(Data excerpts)
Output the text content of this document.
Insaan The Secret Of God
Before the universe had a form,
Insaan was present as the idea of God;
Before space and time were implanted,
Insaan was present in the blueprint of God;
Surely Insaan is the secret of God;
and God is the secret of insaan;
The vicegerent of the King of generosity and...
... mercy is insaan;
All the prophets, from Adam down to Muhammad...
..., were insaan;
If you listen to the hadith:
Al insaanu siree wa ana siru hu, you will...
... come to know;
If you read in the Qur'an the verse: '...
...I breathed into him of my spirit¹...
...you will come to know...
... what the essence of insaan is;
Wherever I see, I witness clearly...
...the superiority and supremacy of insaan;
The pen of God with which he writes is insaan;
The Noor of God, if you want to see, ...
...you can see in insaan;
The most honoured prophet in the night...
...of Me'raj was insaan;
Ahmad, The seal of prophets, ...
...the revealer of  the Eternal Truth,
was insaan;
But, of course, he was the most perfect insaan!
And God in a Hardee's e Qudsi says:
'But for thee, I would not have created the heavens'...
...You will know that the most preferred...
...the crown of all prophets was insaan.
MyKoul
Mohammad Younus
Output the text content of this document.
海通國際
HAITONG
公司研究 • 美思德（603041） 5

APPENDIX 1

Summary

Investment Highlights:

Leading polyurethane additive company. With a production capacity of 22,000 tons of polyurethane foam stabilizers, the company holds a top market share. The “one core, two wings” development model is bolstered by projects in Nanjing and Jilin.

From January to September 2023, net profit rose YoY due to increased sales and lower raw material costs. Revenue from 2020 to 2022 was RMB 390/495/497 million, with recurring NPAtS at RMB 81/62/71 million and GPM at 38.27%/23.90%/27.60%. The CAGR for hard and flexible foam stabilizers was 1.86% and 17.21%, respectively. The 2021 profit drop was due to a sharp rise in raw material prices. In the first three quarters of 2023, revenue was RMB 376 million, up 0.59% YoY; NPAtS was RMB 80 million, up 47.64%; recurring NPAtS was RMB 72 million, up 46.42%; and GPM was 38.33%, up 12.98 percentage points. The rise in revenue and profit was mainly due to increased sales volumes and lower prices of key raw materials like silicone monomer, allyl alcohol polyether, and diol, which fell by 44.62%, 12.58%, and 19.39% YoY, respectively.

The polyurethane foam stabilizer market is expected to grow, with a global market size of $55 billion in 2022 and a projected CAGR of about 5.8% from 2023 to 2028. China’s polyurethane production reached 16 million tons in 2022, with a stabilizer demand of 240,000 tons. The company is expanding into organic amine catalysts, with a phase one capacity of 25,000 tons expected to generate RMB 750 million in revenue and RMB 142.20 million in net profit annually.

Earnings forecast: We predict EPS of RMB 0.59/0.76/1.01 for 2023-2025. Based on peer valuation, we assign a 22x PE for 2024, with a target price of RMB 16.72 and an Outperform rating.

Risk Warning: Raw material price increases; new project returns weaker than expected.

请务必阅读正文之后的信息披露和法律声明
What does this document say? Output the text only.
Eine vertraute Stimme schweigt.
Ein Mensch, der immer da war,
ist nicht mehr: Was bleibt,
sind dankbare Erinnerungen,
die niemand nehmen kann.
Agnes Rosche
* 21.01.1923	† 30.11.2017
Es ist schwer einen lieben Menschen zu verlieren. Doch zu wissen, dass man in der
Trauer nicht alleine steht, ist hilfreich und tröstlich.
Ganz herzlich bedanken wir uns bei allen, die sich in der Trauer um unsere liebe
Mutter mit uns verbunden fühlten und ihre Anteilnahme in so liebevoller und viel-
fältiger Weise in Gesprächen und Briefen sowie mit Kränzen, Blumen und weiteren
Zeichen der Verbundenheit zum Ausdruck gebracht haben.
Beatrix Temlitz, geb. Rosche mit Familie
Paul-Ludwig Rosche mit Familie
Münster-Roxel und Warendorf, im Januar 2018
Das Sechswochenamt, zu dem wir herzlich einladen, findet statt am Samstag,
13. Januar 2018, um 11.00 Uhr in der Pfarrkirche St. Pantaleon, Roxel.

Short exercise:
State the number of lines in the data that include the string "into", and add nothing else.

Exercise output:
2